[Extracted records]
§

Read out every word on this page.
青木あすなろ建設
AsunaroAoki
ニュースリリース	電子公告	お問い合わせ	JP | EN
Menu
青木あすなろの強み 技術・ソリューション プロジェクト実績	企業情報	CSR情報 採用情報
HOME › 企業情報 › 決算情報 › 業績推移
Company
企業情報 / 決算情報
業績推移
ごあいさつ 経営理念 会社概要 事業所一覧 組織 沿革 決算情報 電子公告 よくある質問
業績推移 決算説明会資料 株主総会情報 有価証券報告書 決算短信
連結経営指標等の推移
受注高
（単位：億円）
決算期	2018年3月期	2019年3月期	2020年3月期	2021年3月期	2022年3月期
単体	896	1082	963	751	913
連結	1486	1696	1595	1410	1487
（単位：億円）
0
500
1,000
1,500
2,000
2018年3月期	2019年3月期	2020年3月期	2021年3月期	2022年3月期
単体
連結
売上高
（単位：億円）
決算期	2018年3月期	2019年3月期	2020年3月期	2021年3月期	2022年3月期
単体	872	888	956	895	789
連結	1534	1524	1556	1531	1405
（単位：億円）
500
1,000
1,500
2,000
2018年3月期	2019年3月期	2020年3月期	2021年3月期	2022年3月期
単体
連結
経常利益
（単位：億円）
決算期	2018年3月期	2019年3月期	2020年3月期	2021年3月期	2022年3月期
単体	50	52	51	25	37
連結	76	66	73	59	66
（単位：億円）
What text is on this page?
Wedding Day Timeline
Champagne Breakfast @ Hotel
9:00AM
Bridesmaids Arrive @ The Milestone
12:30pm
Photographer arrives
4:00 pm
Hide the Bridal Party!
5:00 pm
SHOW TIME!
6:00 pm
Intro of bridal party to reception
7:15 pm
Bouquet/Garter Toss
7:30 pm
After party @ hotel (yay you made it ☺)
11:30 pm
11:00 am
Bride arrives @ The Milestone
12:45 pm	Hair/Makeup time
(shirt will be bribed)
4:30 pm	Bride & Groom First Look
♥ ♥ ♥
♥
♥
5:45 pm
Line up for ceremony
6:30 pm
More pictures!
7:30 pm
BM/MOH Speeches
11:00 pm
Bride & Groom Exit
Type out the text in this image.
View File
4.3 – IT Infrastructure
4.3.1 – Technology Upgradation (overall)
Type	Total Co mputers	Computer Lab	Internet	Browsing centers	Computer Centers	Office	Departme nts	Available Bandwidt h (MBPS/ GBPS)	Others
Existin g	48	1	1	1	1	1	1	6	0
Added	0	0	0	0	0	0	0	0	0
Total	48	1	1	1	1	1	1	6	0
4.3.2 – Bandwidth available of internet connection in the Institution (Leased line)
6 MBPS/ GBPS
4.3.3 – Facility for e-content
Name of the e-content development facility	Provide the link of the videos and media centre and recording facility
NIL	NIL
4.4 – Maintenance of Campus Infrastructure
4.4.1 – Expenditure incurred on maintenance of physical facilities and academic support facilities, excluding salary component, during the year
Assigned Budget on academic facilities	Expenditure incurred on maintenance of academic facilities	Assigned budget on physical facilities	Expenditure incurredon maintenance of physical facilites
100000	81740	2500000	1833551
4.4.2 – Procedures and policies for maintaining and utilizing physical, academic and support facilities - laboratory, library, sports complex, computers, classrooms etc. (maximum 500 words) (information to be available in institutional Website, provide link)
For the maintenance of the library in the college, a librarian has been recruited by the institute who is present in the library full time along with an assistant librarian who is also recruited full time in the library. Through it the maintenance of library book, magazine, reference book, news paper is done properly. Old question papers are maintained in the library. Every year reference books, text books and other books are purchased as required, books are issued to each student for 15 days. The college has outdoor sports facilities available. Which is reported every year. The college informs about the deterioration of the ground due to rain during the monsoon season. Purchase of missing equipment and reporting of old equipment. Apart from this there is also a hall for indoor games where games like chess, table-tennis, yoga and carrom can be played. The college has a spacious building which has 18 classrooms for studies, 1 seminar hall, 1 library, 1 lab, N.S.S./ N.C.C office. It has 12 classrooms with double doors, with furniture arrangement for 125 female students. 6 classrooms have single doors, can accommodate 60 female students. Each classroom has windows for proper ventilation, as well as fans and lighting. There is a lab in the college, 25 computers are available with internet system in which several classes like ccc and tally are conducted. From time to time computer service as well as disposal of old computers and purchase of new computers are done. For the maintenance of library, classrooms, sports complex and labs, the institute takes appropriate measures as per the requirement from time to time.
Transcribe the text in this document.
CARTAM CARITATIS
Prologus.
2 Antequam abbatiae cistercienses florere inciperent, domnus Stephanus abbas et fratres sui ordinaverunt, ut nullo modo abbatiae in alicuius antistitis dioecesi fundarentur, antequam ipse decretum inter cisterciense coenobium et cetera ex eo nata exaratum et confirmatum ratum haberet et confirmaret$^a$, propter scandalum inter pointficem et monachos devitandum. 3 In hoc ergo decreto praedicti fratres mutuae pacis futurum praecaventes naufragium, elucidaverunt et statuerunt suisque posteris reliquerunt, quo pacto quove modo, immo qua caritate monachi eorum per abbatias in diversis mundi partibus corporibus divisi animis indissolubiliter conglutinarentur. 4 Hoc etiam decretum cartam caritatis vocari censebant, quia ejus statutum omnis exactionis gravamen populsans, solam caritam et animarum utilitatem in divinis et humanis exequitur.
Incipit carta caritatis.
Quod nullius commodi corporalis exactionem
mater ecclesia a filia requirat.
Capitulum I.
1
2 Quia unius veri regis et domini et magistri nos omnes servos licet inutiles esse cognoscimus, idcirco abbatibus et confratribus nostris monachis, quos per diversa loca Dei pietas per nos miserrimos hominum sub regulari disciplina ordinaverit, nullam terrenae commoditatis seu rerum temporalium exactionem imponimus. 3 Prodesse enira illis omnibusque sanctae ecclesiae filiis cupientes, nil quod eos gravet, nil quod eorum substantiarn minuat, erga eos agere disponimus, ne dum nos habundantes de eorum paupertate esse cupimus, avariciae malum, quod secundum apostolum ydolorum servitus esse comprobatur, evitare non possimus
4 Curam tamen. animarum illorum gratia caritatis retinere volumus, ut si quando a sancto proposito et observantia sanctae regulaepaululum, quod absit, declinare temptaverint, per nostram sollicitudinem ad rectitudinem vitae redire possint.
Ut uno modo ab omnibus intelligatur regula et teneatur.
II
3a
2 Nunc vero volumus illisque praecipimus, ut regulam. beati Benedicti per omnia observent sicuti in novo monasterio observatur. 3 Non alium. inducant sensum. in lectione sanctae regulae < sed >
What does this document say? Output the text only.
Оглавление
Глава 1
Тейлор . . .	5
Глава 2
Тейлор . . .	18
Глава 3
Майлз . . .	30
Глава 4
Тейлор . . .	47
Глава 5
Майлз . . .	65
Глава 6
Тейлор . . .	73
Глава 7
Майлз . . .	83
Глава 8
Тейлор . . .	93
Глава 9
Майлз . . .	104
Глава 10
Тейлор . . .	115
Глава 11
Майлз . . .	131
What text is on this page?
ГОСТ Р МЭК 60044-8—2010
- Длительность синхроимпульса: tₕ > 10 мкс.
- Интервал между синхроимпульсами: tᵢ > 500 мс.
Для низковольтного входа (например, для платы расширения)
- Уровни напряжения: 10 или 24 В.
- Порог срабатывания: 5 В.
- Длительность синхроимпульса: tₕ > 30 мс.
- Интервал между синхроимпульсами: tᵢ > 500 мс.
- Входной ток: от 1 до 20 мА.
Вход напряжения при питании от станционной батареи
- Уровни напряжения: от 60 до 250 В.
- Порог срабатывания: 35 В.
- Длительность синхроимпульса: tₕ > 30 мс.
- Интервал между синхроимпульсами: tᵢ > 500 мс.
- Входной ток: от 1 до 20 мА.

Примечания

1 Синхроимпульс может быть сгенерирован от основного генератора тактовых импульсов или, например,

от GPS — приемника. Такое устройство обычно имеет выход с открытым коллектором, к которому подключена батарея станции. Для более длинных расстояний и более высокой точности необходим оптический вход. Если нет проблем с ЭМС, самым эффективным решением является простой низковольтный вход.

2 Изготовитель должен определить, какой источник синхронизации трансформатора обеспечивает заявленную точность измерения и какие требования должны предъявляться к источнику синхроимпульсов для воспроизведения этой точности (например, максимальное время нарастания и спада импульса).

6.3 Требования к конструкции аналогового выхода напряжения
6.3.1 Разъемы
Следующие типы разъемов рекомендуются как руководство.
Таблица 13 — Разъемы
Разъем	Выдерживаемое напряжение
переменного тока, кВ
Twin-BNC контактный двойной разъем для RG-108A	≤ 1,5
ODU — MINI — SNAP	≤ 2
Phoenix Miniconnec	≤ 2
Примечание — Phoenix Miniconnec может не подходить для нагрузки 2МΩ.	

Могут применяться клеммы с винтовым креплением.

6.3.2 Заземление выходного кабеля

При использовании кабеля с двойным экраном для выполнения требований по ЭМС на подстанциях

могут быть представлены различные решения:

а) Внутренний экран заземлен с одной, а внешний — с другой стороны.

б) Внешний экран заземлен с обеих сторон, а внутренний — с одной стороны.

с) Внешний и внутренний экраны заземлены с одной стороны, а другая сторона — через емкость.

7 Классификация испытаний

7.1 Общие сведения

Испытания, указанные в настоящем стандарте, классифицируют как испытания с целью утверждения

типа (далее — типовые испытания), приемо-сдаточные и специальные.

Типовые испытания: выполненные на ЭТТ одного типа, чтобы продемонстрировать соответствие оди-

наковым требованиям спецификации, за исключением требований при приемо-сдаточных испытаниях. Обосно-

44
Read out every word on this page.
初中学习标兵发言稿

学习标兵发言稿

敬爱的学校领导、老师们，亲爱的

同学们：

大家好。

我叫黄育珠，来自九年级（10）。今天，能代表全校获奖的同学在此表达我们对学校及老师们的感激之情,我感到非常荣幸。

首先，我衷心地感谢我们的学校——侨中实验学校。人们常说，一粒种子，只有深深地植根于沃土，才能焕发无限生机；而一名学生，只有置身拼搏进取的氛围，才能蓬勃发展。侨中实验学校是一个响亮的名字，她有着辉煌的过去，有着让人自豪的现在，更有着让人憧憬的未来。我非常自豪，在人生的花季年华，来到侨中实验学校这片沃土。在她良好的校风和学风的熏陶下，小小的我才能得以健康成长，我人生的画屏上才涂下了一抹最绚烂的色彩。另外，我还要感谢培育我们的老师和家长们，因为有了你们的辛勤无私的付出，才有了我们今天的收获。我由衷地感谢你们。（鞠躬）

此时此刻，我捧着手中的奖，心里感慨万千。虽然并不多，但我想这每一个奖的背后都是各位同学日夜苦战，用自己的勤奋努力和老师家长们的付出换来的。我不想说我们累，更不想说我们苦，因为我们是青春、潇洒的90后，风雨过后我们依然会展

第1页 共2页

§

Work to be completed: Copy each line of the records above that carries the word "Infrastructure".

Response:
4.3 – IT Infrastructure
4.4 – Maintenance of Campus Infrastructure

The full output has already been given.